**STATED TASK:**
Extract every line of the material below and reproduce it faithfully.

Start of RECORDS

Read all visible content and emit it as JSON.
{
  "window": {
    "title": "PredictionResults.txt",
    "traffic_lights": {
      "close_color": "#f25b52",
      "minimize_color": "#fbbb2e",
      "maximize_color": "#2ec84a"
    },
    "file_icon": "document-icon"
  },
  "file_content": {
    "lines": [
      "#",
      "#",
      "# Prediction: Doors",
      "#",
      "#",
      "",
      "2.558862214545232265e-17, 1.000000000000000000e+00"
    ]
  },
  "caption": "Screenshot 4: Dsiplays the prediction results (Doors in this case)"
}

End of RECORDS

**RESPONSE TO THIS EXERCISE:**
Read all visible content and emit it as JSON.
{
  "window": {
    "title": "PredictionResults.txt",
    "traffic_lights": {
      "close_color": "#f25b52",
      "minimize_color": "#fbbb2e",
      "maximize_color": "#2ec84a"
    },
    "file_icon": "document-icon"
  },
  "file_content": {
    "lines": [
      "#",
      "#",
      "# Prediction: Doors",
      "#",
      "#",
      "",
      "2.558862214545232265e-17, 1.000000000000000000e+00"
    ]
  },
  "caption": "Screenshot 4: Dsiplays the prediction results (Doors in this case)"
}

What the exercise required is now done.